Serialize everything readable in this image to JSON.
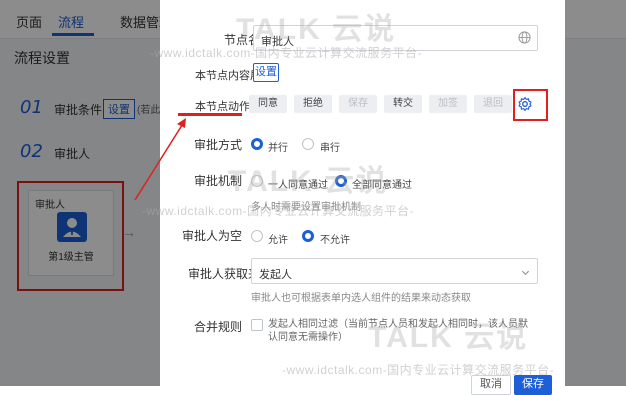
{
  "topnav": {
    "tabs": [
      "页面",
      "流程",
      "数据管理"
    ]
  },
  "background": {
    "title": "流程设置",
    "steps": [
      {
        "num": "01",
        "label": "审批条件",
        "button": "设置",
        "note": "(若此"
      },
      {
        "num": "02",
        "label": "审批人"
      }
    ],
    "node": {
      "label": "审批人",
      "caption": "第1级主管"
    }
  },
  "modal": {
    "node_name": {
      "label": "节点名称",
      "value": "审批人"
    },
    "content_display": {
      "label": "本节点内容展示",
      "button": "设置"
    },
    "action_settings": {
      "label": "本节点动作设置",
      "buttons": [
        "同意",
        "拒绝",
        "保存",
        "转交",
        "加签",
        "退回"
      ]
    },
    "approval_mode": {
      "label": "审批方式",
      "options": [
        "并行",
        "串行"
      ],
      "selected": "并行"
    },
    "approval_mechanism": {
      "label": "审批机制",
      "options": [
        "一人同意通过",
        "全部同意通过"
      ],
      "selected": "全部同意通过",
      "hint": "多人时需要设置审批机制"
    },
    "approver_empty": {
      "label": "审批人为空",
      "options": [
        "允许",
        "不允许"
      ],
      "selected": "不允许"
    },
    "approver_source": {
      "label": "审批人获取来源",
      "value": "发起人",
      "hint": "审批人也可根据表单内选人组件的结果来动态获取"
    },
    "merge_rule": {
      "label": "合并规则",
      "text": "发起人相同过滤（当前节点人员和发起人相同时，该人员默认同意无需操作）"
    },
    "footer": {
      "cancel": "取消",
      "save": "保存"
    }
  },
  "watermark": {
    "url": "-www.idctalk.com-国内专业云计算交流服务平台-",
    "brand": "TALK 云说"
  },
  "colors": {
    "accent": "#1c5fd6",
    "annotation": "#e0201d"
  }
}
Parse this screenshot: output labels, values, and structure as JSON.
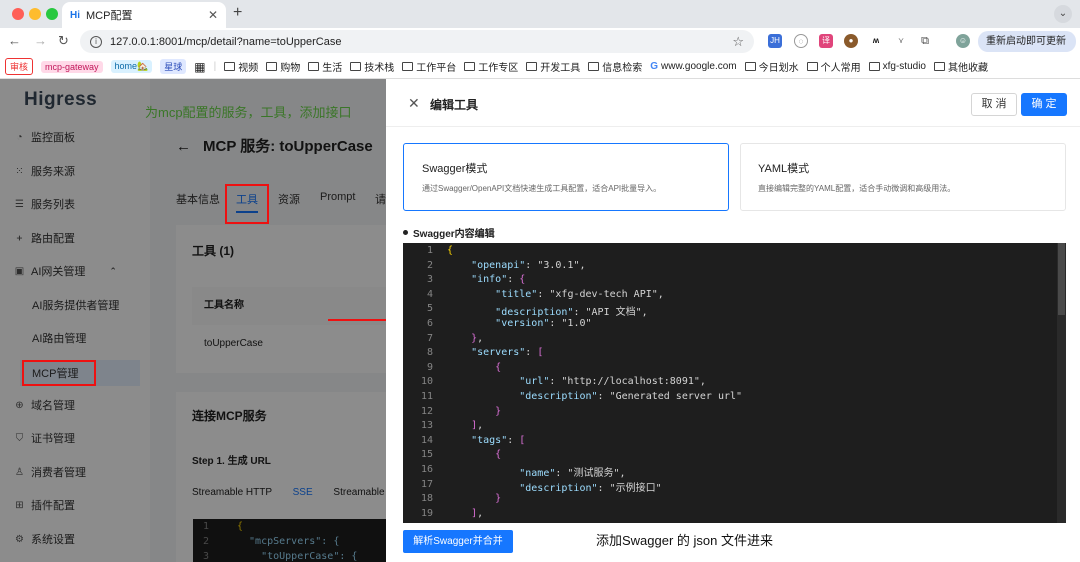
{
  "browser": {
    "tab_title": "MCP配置",
    "tab_favicon": "Hi",
    "url": "127.0.0.1:8001/mcp/detail?name=toUpperCase",
    "update_button": "重新启动即可更新",
    "bookmarks_badges": [
      "审核",
      "mcp-gateway",
      "home🏡",
      "星球"
    ],
    "bookmark_folders": [
      "视频",
      "购物",
      "生活",
      "技术栈",
      "工作平台",
      "工作专区",
      "开发工具",
      "信息检索",
      "www.google.com",
      "今日划水",
      "个人常用",
      "xfg-studio",
      "其他收藏"
    ]
  },
  "app": {
    "logo": "Higress",
    "annotation_top": "为mcp配置的服务，工具，添加接口",
    "annotation_bottom": "添加Swagger 的 json 文件进来",
    "sidebar": [
      {
        "label": "监控面板",
        "icon": "dashboard-icon"
      },
      {
        "label": "服务来源",
        "icon": "source-icon"
      },
      {
        "label": "服务列表",
        "icon": "list-icon"
      },
      {
        "label": "路由配置",
        "icon": "route-icon"
      },
      {
        "label": "AI网关管理",
        "icon": "ai-gateway-icon"
      },
      {
        "label": "AI服务提供者管理",
        "icon": ""
      },
      {
        "label": "AI路由管理",
        "icon": ""
      },
      {
        "label": "MCP管理",
        "icon": ""
      },
      {
        "label": "域名管理",
        "icon": "globe-icon"
      },
      {
        "label": "证书管理",
        "icon": "shield-icon"
      },
      {
        "label": "消费者管理",
        "icon": "user-icon"
      },
      {
        "label": "插件配置",
        "icon": "plugin-icon"
      },
      {
        "label": "系统设置",
        "icon": "gear-icon"
      }
    ],
    "page_title": "MCP 服务: toUpperCase",
    "tabs": [
      "基本信息",
      "工具",
      "资源",
      "Prompt",
      "请"
    ],
    "tools_card_title": "工具 (1)",
    "tools_header": "工具名称",
    "tools_row": "toUpperCase",
    "connect_title": "连接MCP服务",
    "step1": "Step 1. 生成 URL",
    "connect_tabs": [
      "Streamable HTTP",
      "SSE",
      "Streamable"
    ],
    "mini_code": [
      {
        "n": "1",
        "t": "{"
      },
      {
        "n": "2",
        "t": "  \"mcpServers\": {"
      },
      {
        "n": "3",
        "t": "    \"toUpperCase\": {"
      }
    ]
  },
  "drawer": {
    "title": "编辑工具",
    "cancel": "取 消",
    "ok": "确 定",
    "modes": [
      {
        "title": "Swagger模式",
        "desc": "通过Swagger/OpenAPI文档快速生成工具配置，适合API批量导入。"
      },
      {
        "title": "YAML模式",
        "desc": "直接编辑完整的YAML配置，适合手动微调和高级用法。"
      }
    ],
    "section_title": "Swagger内容编辑",
    "parse_button": "解析Swagger并合并",
    "code_lines": [
      "{",
      "    \"openapi\": \"3.0.1\",",
      "    \"info\": {",
      "        \"title\": \"xfg-dev-tech API\",",
      "        \"description\": \"API 文档\",",
      "        \"version\": \"1.0\"",
      "    },",
      "    \"servers\": [",
      "        {",
      "            \"url\": \"http://localhost:8091\",",
      "            \"description\": \"Generated server url\"",
      "        }",
      "    ],",
      "    \"tags\": [",
      "        {",
      "            \"name\": \"测试服务\",",
      "            \"description\": \"示例接口\"",
      "        }",
      "    ],"
    ]
  }
}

[Work to complete]: Repeat all the records above exactly, leaving out any pictures.

[Output of the task]:
Serialize everything readable in this image to JSON.
{
  "topnav": {
    "tabs": [
      "页面",
      "流程",
      "数据管理"
    ]
  },
  "background": {
    "title": "流程设置",
    "steps": [
      {
        "num": "01",
        "label": "审批条件",
        "button": "设置",
        "note": "(若此"
      },
      {
        "num": "02",
        "label": "审批人"
      }
    ],
    "node": {
      "label": "审批人",
      "caption": "第1级主管"
    }
  },
  "modal": {
    "node_name": {
      "label": "节点名称",
      "value": "审批人"
    },
    "content_display": {
      "label": "本节点内容展示",
      "button": "设置"
    },
    "action_settings": {
      "label": "本节点动作设置",
      "buttons": [
        "同意",
        "拒绝",
        "保存",
        "转交",
        "加签",
        "退回"
      ]
    },
    "approval_mode": {
      "label": "审批方式",
      "options": [
        "并行",
        "串行"
      ],
      "selected": "并行"
    },
    "approval_mechanism": {
      "label": "审批机制",
      "options": [
        "一人同意通过",
        "全部同意通过"
      ],
      "selected": "全部同意通过",
      "hint": "多人时需要设置审批机制"
    },
    "approver_empty": {
      "label": "审批人为空",
      "options": [
        "允许",
        "不允许"
      ],
      "selected": "不允许"
    },
    "approver_source": {
      "label": "审批人获取来源",
      "value": "发起人",
      "hint": "审批人也可根据表单内选人组件的结果来动态获取"
    },
    "merge_rule": {
      "label": "合并规则",
      "text": "发起人相同过滤（当前节点人员和发起人相同时，该人员默认同意无需操作）"
    },
    "footer": {
      "cancel": "取消",
      "save": "保存"
    }
  },
  "watermark": {
    "url": "-www.idctalk.com-国内专业云计算交流服务平台-",
    "brand": "TALK 云说"
  },
  "colors": {
    "accent": "#1c5fd6",
    "annotation": "#e0201d"
  }
}
Parse this screenshot: output labels, values, and structure as JSON.
{
  "browser": {
    "tab_title": "MCP配置",
    "tab_favicon": "Hi",
    "url": "127.0.0.1:8001/mcp/detail?name=toUpperCase",
    "update_button": "重新启动即可更新",
    "bookmarks_badges": [
      "审核",
      "mcp-gateway",
      "home🏡",
      "星球"
    ],
    "bookmark_folders": [
      "视频",
      "购物",
      "生活",
      "技术栈",
      "工作平台",
      "工作专区",
      "开发工具",
      "信息检索",
      "www.google.com",
      "今日划水",
      "个人常用",
      "xfg-studio",
      "其他收藏"
    ]
  },
  "app": {
    "logo": "Higress",
    "annotation_top": "为mcp配置的服务，工具，添加接口",
    "annotation_bottom": "添加Swagger 的 json 文件进来",
    "sidebar": [
      {
        "label": "监控面板",
        "icon": "dashboard-icon"
      },
      {
        "label": "服务来源",
        "icon": "source-icon"
      },
      {
        "label": "服务列表",
        "icon": "list-icon"
      },
      {
        "label": "路由配置",
        "icon": "route-icon"
      },
      {
        "label": "AI网关管理",
        "icon": "ai-gateway-icon"
      },
      {
        "label": "AI服务提供者管理",
        "icon": ""
      },
      {
        "label": "AI路由管理",
        "icon": ""
      },
      {
        "label": "MCP管理",
        "icon": ""
      },
      {
        "label": "域名管理",
        "icon": "globe-icon"
      },
      {
        "label": "证书管理",
        "icon": "shield-icon"
      },
      {
        "label": "消费者管理",
        "icon": "user-icon"
      },
      {
        "label": "插件配置",
        "icon": "plugin-icon"
      },
      {
        "label": "系统设置",
        "icon": "gear-icon"
      }
    ],
    "page_title": "MCP 服务: toUpperCase",
    "tabs": [
      "基本信息",
      "工具",
      "资源",
      "Prompt",
      "请"
    ],
    "tools_card_title": "工具 (1)",
    "tools_header": "工具名称",
    "tools_row": "toUpperCase",
    "connect_title": "连接MCP服务",
    "step1": "Step 1. 生成 URL",
    "connect_tabs": [
      "Streamable HTTP",
      "SSE",
      "Streamable"
    ],
    "mini_code": [
      {
        "n": "1",
        "t": "{"
      },
      {
        "n": "2",
        "t": "  \"mcpServers\": {"
      },
      {
        "n": "3",
        "t": "    \"toUpperCase\": {"
      }
    ]
  },
  "drawer": {
    "title": "编辑工具",
    "cancel": "取 消",
    "ok": "确 定",
    "modes": [
      {
        "title": "Swagger模式",
        "desc": "通过Swagger/OpenAPI文档快速生成工具配置，适合API批量导入。"
      },
      {
        "title": "YAML模式",
        "desc": "直接编辑完整的YAML配置，适合手动微调和高级用法。"
      }
    ],
    "section_title": "Swagger内容编辑",
    "parse_button": "解析Swagger并合并",
    "code_lines": [
      "{",
      "    \"openapi\": \"3.0.1\",",
      "    \"info\": {",
      "        \"title\": \"xfg-dev-tech API\",",
      "        \"description\": \"API 文档\",",
      "        \"version\": \"1.0\"",
      "    },",
      "    \"servers\": [",
      "        {",
      "            \"url\": \"http://localhost:8091\",",
      "            \"description\": \"Generated server url\"",
      "        }",
      "    ],",
      "    \"tags\": [",
      "        {",
      "            \"name\": \"测试服务\",",
      "            \"description\": \"示例接口\"",
      "        }",
      "    ],"
    ]
  }
}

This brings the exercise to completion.